## Records for the task
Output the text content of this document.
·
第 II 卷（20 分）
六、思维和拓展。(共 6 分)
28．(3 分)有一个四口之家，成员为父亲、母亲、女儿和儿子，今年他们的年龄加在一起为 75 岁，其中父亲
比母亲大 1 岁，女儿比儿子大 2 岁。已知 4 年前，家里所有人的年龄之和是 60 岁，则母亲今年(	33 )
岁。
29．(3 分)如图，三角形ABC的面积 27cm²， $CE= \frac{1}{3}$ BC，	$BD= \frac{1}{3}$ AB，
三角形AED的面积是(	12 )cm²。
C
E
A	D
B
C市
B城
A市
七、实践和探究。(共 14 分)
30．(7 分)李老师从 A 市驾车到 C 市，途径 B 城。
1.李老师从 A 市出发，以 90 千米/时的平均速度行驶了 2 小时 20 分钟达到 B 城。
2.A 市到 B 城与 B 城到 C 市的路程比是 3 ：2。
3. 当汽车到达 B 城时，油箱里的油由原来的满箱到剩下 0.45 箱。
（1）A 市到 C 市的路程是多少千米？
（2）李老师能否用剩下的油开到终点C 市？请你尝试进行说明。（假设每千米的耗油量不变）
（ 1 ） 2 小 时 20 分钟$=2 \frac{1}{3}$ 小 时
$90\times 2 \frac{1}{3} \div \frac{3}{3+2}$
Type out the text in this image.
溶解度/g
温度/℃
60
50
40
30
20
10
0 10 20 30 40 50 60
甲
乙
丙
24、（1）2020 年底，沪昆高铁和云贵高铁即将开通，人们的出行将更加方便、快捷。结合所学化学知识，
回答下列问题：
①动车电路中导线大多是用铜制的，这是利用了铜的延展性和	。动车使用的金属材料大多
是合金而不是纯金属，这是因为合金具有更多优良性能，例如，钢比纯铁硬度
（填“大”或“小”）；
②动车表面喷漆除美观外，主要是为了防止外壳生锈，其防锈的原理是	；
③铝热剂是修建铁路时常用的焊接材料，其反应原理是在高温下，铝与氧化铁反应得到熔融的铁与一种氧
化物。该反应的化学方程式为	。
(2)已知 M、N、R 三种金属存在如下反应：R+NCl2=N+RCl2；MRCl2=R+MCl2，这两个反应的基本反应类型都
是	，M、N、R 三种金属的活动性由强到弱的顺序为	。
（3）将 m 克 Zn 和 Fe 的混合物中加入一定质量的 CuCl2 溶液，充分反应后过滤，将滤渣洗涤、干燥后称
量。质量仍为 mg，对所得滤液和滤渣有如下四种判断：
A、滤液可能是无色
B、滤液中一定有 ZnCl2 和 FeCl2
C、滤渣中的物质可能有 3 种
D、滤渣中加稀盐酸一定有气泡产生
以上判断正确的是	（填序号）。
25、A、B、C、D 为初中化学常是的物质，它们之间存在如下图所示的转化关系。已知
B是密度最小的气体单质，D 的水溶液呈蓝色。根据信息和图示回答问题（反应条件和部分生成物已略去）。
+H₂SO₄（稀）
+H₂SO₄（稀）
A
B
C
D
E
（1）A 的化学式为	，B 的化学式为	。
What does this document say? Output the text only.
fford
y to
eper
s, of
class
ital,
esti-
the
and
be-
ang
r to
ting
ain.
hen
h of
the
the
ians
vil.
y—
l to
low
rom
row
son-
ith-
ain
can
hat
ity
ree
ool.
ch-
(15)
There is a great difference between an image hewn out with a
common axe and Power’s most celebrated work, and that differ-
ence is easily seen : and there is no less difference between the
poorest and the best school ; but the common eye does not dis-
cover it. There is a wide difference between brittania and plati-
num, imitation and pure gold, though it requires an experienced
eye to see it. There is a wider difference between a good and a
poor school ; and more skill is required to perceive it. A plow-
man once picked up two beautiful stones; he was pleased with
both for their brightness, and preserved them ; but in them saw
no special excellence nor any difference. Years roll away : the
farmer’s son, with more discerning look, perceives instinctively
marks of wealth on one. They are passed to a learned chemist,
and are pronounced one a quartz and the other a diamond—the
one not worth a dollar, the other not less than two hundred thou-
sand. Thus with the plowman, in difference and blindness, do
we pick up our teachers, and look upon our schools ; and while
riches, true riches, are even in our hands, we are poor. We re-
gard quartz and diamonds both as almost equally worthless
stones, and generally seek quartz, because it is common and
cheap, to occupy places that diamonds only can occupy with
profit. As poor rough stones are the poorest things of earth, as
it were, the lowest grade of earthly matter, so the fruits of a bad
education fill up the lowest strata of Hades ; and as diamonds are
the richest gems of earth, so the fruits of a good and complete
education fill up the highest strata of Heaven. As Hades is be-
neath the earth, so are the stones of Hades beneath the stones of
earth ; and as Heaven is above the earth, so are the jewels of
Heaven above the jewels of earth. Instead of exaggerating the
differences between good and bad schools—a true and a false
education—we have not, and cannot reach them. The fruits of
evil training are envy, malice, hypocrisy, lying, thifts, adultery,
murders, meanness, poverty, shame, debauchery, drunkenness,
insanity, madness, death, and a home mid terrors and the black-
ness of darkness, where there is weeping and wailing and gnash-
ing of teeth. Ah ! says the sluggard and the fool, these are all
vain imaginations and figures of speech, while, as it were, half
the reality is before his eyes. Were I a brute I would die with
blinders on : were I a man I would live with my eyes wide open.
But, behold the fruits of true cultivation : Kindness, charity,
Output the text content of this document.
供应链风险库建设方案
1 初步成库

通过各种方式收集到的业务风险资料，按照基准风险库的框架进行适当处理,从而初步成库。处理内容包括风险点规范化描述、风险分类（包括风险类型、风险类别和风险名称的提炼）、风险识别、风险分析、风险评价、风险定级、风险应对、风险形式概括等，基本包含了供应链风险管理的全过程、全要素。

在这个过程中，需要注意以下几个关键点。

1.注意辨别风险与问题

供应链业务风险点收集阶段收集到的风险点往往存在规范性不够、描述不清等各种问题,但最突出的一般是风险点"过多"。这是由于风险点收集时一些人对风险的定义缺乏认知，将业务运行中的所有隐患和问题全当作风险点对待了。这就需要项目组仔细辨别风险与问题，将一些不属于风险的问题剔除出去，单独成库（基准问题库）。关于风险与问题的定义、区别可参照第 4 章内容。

## Written task
All the data must be duplicated exactly, with nothing added or removed.

## Answer for the task
Output the text content of this document.
·
第 II 卷（20 分）
六、思维和拓展。(共 6 分)
28．(3 分)有一个四口之家，成员为父亲、母亲、女儿和儿子，今年他们的年龄加在一起为 75 岁，其中父亲
比母亲大 1 岁，女儿比儿子大 2 岁。已知 4 年前，家里所有人的年龄之和是 60 岁，则母亲今年(	33 )
岁。
29．(3 分)如图，三角形ABC的面积 27cm²， $CE= \frac{1}{3}$ BC，	$BD= \frac{1}{3}$ AB，
三角形AED的面积是(	12 )cm²。
C
E
A	D
B
C市
B城
A市
七、实践和探究。(共 14 分)
30．(7 分)李老师从 A 市驾车到 C 市，途径 B 城。
1.李老师从 A 市出发，以 90 千米/时的平均速度行驶了 2 小时 20 分钟达到 B 城。
2.A 市到 B 城与 B 城到 C 市的路程比是 3 ：2。
3. 当汽车到达 B 城时，油箱里的油由原来的满箱到剩下 0.45 箱。
（1）A 市到 C 市的路程是多少千米？
（2）李老师能否用剩下的油开到终点C 市？请你尝试进行说明。（假设每千米的耗油量不变）
（ 1 ） 2 小 时 20 分钟$=2 \frac{1}{3}$ 小 时
$90\times 2 \frac{1}{3} \div \frac{3}{3+2}$
Type out the text in this image.
溶解度/g
温度/℃
60
50
40
30
20
10
0 10 20 30 40 50 60
甲
乙
丙
24、（1）2020 年底，沪昆高铁和云贵高铁即将开通，人们的出行将更加方便、快捷。结合所学化学知识，
回答下列问题：
①动车电路中导线大多是用铜制的，这是利用了铜的延展性和	。动车使用的金属材料大多
是合金而不是纯金属，这是因为合金具有更多优良性能，例如，钢比纯铁硬度
（填“大”或“小”）；
②动车表面喷漆除美观外，主要是为了防止外壳生锈，其防锈的原理是	；
③铝热剂是修建铁路时常用的焊接材料，其反应原理是在高温下，铝与氧化铁反应得到熔融的铁与一种氧
化物。该反应的化学方程式为	。
(2)已知 M、N、R 三种金属存在如下反应：R+NCl2=N+RCl2；MRCl2=R+MCl2，这两个反应的基本反应类型都
是	，M、N、R 三种金属的活动性由强到弱的顺序为	。
（3）将 m 克 Zn 和 Fe 的混合物中加入一定质量的 CuCl2 溶液，充分反应后过滤，将滤渣洗涤、干燥后称
量。质量仍为 mg，对所得滤液和滤渣有如下四种判断：
A、滤液可能是无色
B、滤液中一定有 ZnCl2 和 FeCl2
C、滤渣中的物质可能有 3 种
D、滤渣中加稀盐酸一定有气泡产生
以上判断正确的是	（填序号）。
25、A、B、C、D 为初中化学常是的物质，它们之间存在如下图所示的转化关系。已知
B是密度最小的气体单质，D 的水溶液呈蓝色。根据信息和图示回答问题（反应条件和部分生成物已略去）。
+H₂SO₄（稀）
+H₂SO₄（稀）
A
B
C
D
E
（1）A 的化学式为	，B 的化学式为	。
What does this document say? Output the text only.
fford
y to
eper
s, of
class
ital,
esti-
the
and
be-
ang
r to
ting
ain.
hen
h of
the
the
ians
vil.
y—
l to
low
rom
row
son-
ith-
ain
can
hat
ity
ree
ool.
ch-
(15)
There is a great difference between an image hewn out with a
common axe and Power’s most celebrated work, and that differ-
ence is easily seen : and there is no less difference between the
poorest and the best school ; but the common eye does not dis-
cover it. There is a wide difference between brittania and plati-
num, imitation and pure gold, though it requires an experienced
eye to see it. There is a wider difference between a good and a
poor school ; and more skill is required to perceive it. A plow-
man once picked up two beautiful stones; he was pleased with
both for their brightness, and preserved them ; but in them saw
no special excellence nor any difference. Years roll away : the
farmer’s son, with more discerning look, perceives instinctively
marks of wealth on one. They are passed to a learned chemist,
and are pronounced one a quartz and the other a diamond—the
one not worth a dollar, the other not less than two hundred thou-
sand. Thus with the plowman, in difference and blindness, do
we pick up our teachers, and look upon our schools ; and while
riches, true riches, are even in our hands, we are poor. We re-
gard quartz and diamonds both as almost equally worthless
stones, and generally seek quartz, because it is common and
cheap, to occupy places that diamonds only can occupy with
profit. As poor rough stones are the poorest things of earth, as
it were, the lowest grade of earthly matter, so the fruits of a bad
education fill up the lowest strata of Hades ; and as diamonds are
the richest gems of earth, so the fruits of a good and complete
education fill up the highest strata of Heaven. As Hades is be-
neath the earth, so are the stones of Hades beneath the stones of
earth ; and as Heaven is above the earth, so are the jewels of
Heaven above the jewels of earth. Instead of exaggerating the
differences between good and bad schools—a true and a false
education—we have not, and cannot reach them. The fruits of
evil training are envy, malice, hypocrisy, lying, thifts, adultery,
murders, meanness, poverty, shame, debauchery, drunkenness,
insanity, madness, death, and a home mid terrors and the black-
ness of darkness, where there is weeping and wailing and gnash-
ing of teeth. Ah ! says the sluggard and the fool, these are all
vain imaginations and figures of speech, while, as it were, half
the reality is before his eyes. Were I a brute I would die with
blinders on : were I a man I would live with my eyes wide open.
But, behold the fruits of true cultivation : Kindness, charity,
Output the text content of this document.
供应链风险库建设方案
1 初步成库

通过各种方式收集到的业务风险资料，按照基准风险库的框架进行适当处理,从而初步成库。处理内容包括风险点规范化描述、风险分类（包括风险类型、风险类别和风险名称的提炼）、风险识别、风险分析、风险评价、风险定级、风险应对、风险形式概括等，基本包含了供应链风险管理的全过程、全要素。

在这个过程中，需要注意以下几个关键点。

1.注意辨别风险与问题

供应链业务风险点收集阶段收集到的风险点往往存在规范性不够、描述不清等各种问题,但最突出的一般是风险点"过多"。这是由于风险点收集时一些人对风险的定义缺乏认知，将业务运行中的所有隐患和问题全当作风险点对待了。这就需要项目组仔细辨别风险与问题，将一些不属于风险的问题剔除出去，单独成库（基准问题库）。关于风险与问题的定义、区别可参照第 4 章内容。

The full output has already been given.